Work required: Would you quote every entry exactly, dropping only the pictures?

Records supplied:
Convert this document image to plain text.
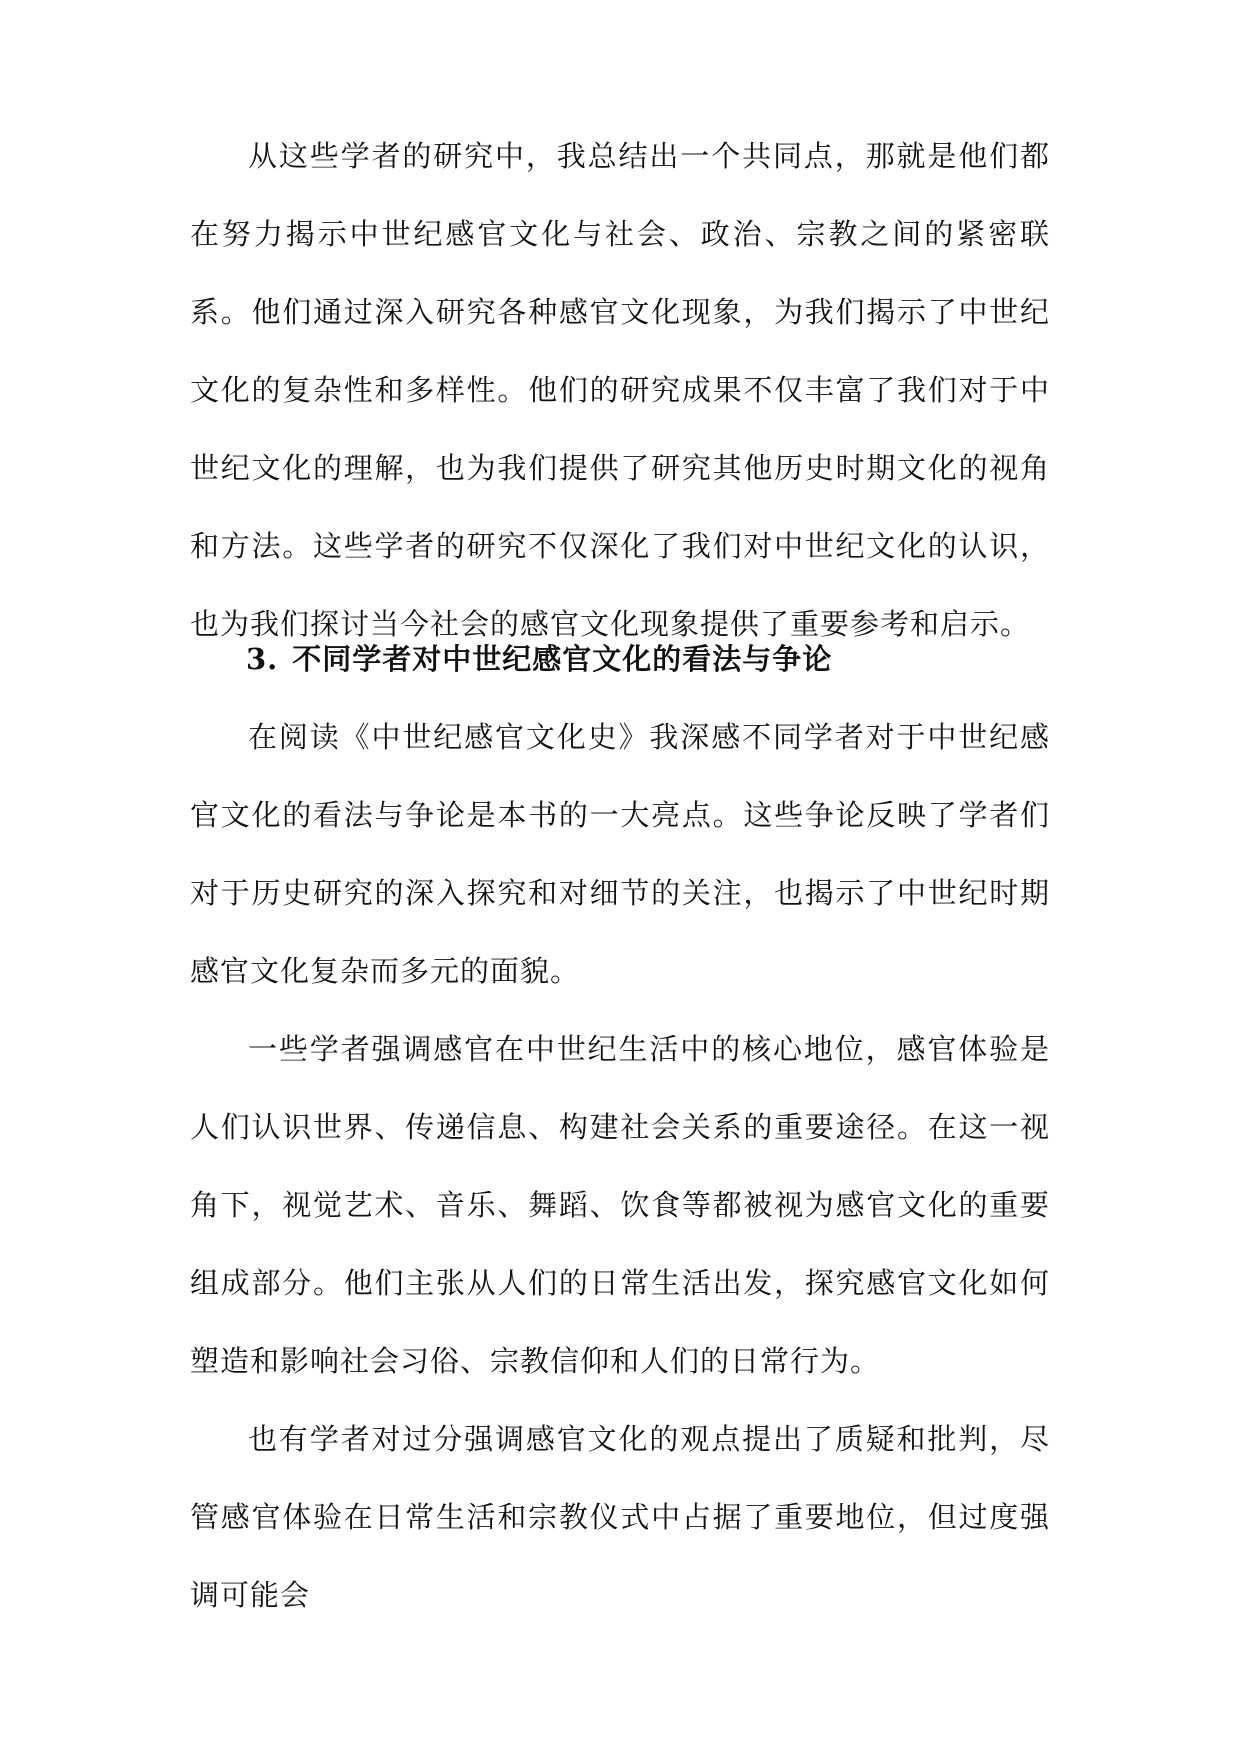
从这些学者的研究中，我总结出一个共同点，那就是他们都在努力揭示中世纪感官文化与社会、政治、宗教之间的紧密联系。他们通过深入研究各种感官文化现象，为我们揭示了中世纪文化的复杂性和多样性。他们的研究成果不仅丰富了我们对于中世纪文化的理解，也为我们提供了研究其他历史时期文化的视角和方法。这些学者的研究不仅深化了我们对中世纪文化的认识，也为我们探讨当今社会的感官文化现象提供了重要参考和启示。

3. 不同学者对中世纪感官文化的看法与争论

在阅读《中世纪感官文化史》我深感不同学者对于中世纪感官文化的看法与争论是本书的一大亮点。这些争论反映了学者们对于历史研究的深入探究和对细节的关注，也揭示了中世纪时期感官文化复杂而多元的面貌。

一些学者强调感官在中世纪生活中的核心地位，感官体验是人们认识世界、传递信息、构建社会关系的重要途径。在这一视角下，视觉艺术、音乐、舞蹈、饮食等都被视为感官文化的重要组成部分。他们主张从人们的日常生活出发，探究感官文化如何塑造和影响社会习俗、宗教信仰和人们的日常行为。

也有学者对过分强调感官文化的观点提出了质疑和批判，尽管感官体验在日常生活和宗教仪式中占据了重要地位，但过度强调可能会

Final result:
Convert this document image to plain text.
从这些学者的研究中，我总结出一个共同点，那就是他们都在努力揭示中世纪感官文化与社会、政治、宗教之间的紧密联系。他们通过深入研究各种感官文化现象，为我们揭示了中世纪文化的复杂性和多样性。他们的研究成果不仅丰富了我们对于中世纪文化的理解，也为我们提供了研究其他历史时期文化的视角和方法。这些学者的研究不仅深化了我们对中世纪文化的认识，也为我们探讨当今社会的感官文化现象提供了重要参考和启示。

3. 不同学者对中世纪感官文化的看法与争论

在阅读《中世纪感官文化史》我深感不同学者对于中世纪感官文化的看法与争论是本书的一大亮点。这些争论反映了学者们对于历史研究的深入探究和对细节的关注，也揭示了中世纪时期感官文化复杂而多元的面貌。

一些学者强调感官在中世纪生活中的核心地位，感官体验是人们认识世界、传递信息、构建社会关系的重要途径。在这一视角下，视觉艺术、音乐、舞蹈、饮食等都被视为感官文化的重要组成部分。他们主张从人们的日常生活出发，探究感官文化如何塑造和影响社会习俗、宗教信仰和人们的日常行为。

也有学者对过分强调感官文化的观点提出了质疑和批判，尽管感官体验在日常生活和宗教仪式中占据了重要地位，但过度强调可能会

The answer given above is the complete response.